++++ Stored records ++++
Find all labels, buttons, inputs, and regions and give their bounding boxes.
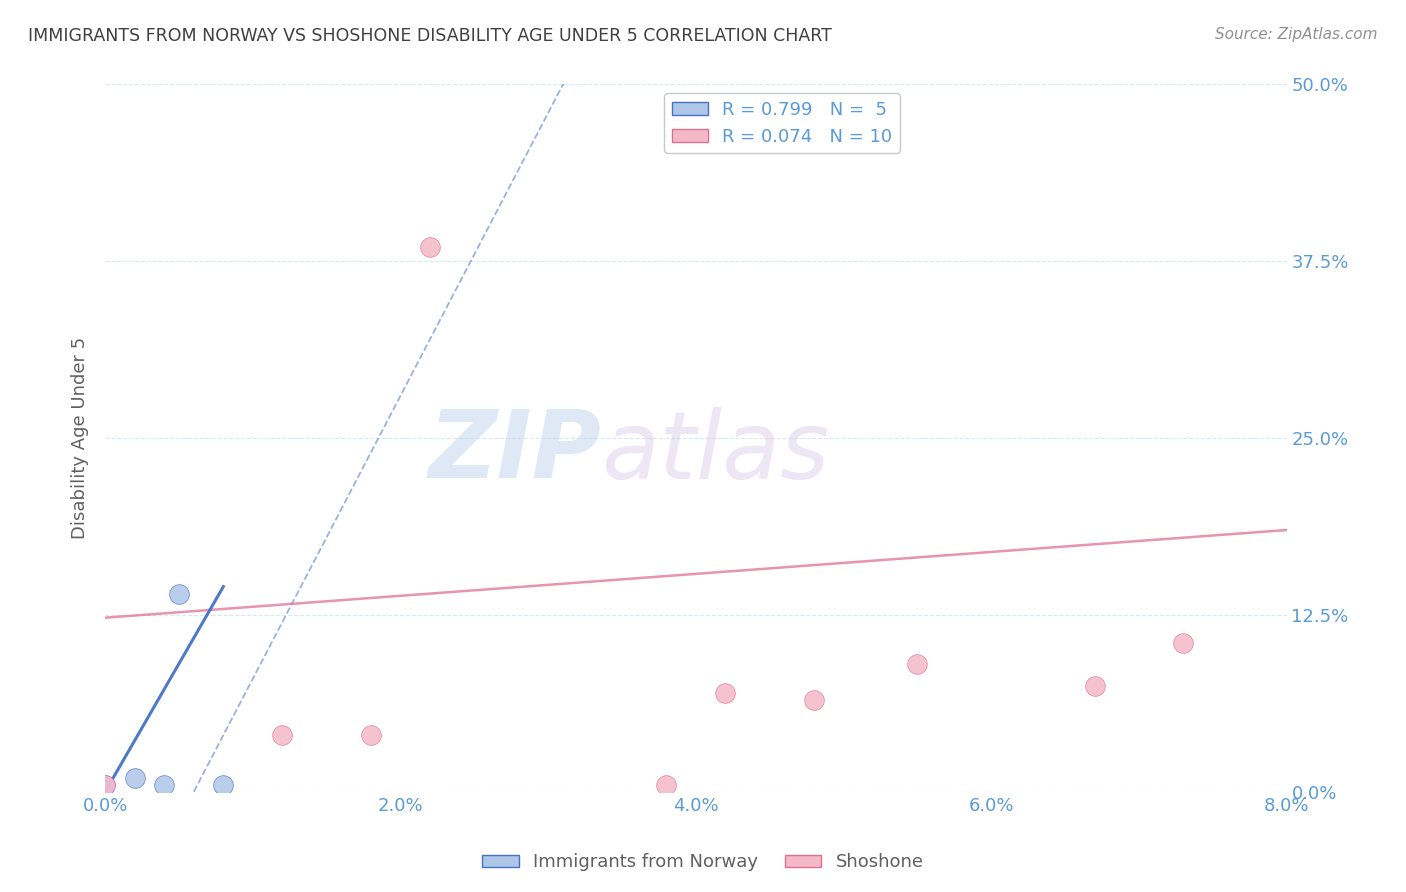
Text: IMMIGRANTS FROM NORWAY VS SHOSHONE DISABILITY AGE UNDER 5 CORRELATION CHART: IMMIGRANTS FROM NORWAY VS SHOSHONE DISAB… <box>28 27 832 45</box>
Text: Source: ZipAtlas.com: Source: ZipAtlas.com <box>1215 27 1378 42</box>
Point <box>655 778 678 792</box>
Point <box>360 728 382 742</box>
Point <box>94 778 117 792</box>
Legend: R = 0.799   N =  5, R = 0.074   N = 10: R = 0.799 N = 5, R = 0.074 N = 10 <box>665 94 900 153</box>
Text: atlas: atlas <box>602 407 830 498</box>
Point <box>167 587 190 601</box>
Point <box>124 771 146 785</box>
Point <box>212 778 235 792</box>
Point <box>153 778 176 792</box>
Point <box>905 657 928 672</box>
Y-axis label: Disability Age Under 5: Disability Age Under 5 <box>72 337 89 539</box>
Legend: Immigrants from Norway, Shoshone: Immigrants from Norway, Shoshone <box>475 847 931 879</box>
Point <box>271 728 294 742</box>
Point <box>1173 636 1195 650</box>
Point <box>803 692 825 706</box>
Text: ZIP: ZIP <box>429 406 602 499</box>
Point <box>94 778 117 792</box>
Point <box>1084 679 1107 693</box>
Point <box>714 686 737 700</box>
Point <box>419 240 441 254</box>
++++
Problem => Render the rows above as a Markdown table with the columns "No." and "Line", one numbered line per row, skipping blank lines and leaving the pictures out.

Expected output =>
| No. | Line |
|---|---|
| 1 | Find all labels, buttons, inputs, and regions and give their bounding boxes. |
| 2 | Text: IMMIGRANTS FROM NORWAY VS SHOSHONE DISABILITY AGE UNDER 5 CORRELATION CHART: IMMIGRANTS FROM NORWAY VS SHOSHONE DISAB… <box>28 27 832 45</box> |
| 3 | Text: Source: ZipAtlas.com: Source: ZipAtlas.com <box>1215 27 1378 42</box> |
| 4 | Point <box>655 778 678 792</box> |
| 5 | Point <box>360 728 382 742</box> |
| 6 | Point <box>94 778 117 792</box> |
| 7 | Legend: R = 0.799   N =  5, R = 0.074   N = 10: R = 0.799 N = 5, R = 0.074 N = 10 <box>665 94 900 153</box> |
| 8 | Text: atlas: atlas <box>602 407 830 498</box> |
| 9 | Point <box>167 587 190 601</box> |
| 10 | Point <box>124 771 146 785</box> |
| 11 | Point <box>212 778 235 792</box> |
| 12 | Point <box>153 778 176 792</box> |
| 13 | Point <box>905 657 928 672</box> |
| 14 | Y-axis label: Disability Age Under 5: Disability Age Under 5 <box>72 337 89 539</box> |
| 15 | Legend: Immigrants from Norway, Shoshone: Immigrants from Norway, Shoshone <box>475 847 931 879</box> |
| 16 | Point <box>271 728 294 742</box> |
| 17 | Point <box>1173 636 1195 650</box> |
| 18 | Point <box>803 692 825 706</box> |
| 19 | Text: ZIP: ZIP <box>429 406 602 499</box> |
| 20 | Point <box>94 778 117 792</box> |
| 21 | Point <box>1084 679 1107 693</box> |
| 22 | Point <box>714 686 737 700</box> |
| 23 | Point <box>419 240 441 254</box> |